The Administrator rejected the hospital’s argument that it was inappropriate for CMS to calculate the denominator of the hospital’s Medicare fraction based on MEDPAR data, rather than the Provider Statistical and Reimbursement Report ("PS&R") data. The Administrator noted that the preamble to the final regulations implementing the DSH adjustment, as well as later regulatory preambles, stated that the MEDPAR file should be used as the data source for the denominator.

The Administrator also rejected Baystate’s argument that there were systemic errors in the data used by CMS and in CMS’ matching process. The Administrator held that Baystate failed to prove: (1) that the data used by CMS in its calculation of the Medicare fraction was not the best data; and (2) that the hospital’s reimbursement was affected by these errors. Thus, the Administrator held that the hospital was not entitled to a recalculation of its Medicare fraction.

Credibility of Witnesses

The Administrator also questioned the arrangement between Baystate and its Medicare consultants. The Administrator noted that the consultants had not been proffered as expert witnesses. However, they offered opinion testimony, similar to that which would have been offered by an expert, as to the effects of certain alleged CMS data flaws on the DSH percentage. The consultants had a 35% contingency fee arrangement and paid for all of the legal and consulting fees and expenses in relation to Baystate’s DSH appeals. The Administrator expressed the belief that such agreements are generally found to be against public policy and void, that the agreement had to be taken into consideration when evaluating the consultants’ credibility, and found that the PRRB failed to weigh the credibility of the consultants’ opinion testimony in light of the financial interest they had in the outcome of the litigation.

→ TASK OBJECTIVE
In the passage above on Baystate's Medicare appeal, pull out everything from "The Administrator rejected" down to "for the denominator.", word for word.

→ INFORMATION
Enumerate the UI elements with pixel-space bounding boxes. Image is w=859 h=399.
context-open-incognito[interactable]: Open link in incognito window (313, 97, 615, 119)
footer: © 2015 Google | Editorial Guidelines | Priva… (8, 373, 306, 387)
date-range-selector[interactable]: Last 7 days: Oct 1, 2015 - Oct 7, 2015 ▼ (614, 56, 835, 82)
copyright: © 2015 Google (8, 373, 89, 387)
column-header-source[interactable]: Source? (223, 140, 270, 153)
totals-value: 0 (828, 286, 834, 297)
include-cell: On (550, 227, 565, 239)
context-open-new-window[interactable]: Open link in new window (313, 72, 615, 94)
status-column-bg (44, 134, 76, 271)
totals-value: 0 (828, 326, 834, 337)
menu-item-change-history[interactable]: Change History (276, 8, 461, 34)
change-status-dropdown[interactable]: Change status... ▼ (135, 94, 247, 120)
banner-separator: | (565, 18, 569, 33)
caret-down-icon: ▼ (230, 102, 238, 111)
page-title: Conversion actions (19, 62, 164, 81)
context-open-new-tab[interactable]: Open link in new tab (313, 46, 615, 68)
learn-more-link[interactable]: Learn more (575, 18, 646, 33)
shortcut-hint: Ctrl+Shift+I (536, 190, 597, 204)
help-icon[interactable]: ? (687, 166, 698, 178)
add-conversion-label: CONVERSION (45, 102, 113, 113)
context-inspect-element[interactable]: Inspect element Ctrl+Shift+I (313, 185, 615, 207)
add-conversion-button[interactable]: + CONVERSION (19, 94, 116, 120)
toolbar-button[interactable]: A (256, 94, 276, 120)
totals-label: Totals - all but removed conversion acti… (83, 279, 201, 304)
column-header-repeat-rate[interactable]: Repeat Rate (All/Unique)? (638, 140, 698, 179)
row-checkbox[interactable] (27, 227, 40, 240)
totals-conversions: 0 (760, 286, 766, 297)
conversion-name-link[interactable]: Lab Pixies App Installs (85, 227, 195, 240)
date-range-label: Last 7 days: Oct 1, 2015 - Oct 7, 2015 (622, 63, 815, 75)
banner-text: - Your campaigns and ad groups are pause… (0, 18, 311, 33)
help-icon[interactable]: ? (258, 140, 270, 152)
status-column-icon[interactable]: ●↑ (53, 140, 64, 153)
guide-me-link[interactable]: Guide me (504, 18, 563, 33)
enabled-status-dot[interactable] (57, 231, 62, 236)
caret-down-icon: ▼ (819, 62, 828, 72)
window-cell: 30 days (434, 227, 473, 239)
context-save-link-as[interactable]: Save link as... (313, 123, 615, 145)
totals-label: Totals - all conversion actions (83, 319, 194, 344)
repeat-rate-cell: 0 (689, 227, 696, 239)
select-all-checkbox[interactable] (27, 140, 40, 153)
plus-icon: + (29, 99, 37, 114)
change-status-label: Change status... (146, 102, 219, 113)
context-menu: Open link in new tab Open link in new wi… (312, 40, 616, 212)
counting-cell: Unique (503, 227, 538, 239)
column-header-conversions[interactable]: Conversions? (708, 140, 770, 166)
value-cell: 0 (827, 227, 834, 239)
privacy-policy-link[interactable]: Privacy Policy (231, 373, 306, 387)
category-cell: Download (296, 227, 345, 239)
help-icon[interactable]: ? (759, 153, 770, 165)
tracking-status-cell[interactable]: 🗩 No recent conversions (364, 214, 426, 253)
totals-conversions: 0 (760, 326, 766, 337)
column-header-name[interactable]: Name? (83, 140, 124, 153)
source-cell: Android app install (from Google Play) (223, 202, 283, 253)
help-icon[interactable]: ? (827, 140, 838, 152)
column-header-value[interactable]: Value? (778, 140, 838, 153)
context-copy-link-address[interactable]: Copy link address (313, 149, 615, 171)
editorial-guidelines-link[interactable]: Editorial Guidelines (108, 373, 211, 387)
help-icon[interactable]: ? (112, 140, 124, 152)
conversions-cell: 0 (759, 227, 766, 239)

→ RESULT FOR THIS TASK
The Administrator rejected the hospital’s argument that it was inappropriate for CMS to calculate the denominator of the hospital’s Medicare fraction based on MEDPAR data, rather than the Provider Statistical and Reimbursement Report ("PS&R") data. The Administrator noted that the preamble to the final regulations implementing the DSH adjustment, as well as later regulatory preambles, stated that the MEDPAR file should be used as the data source for the denominator.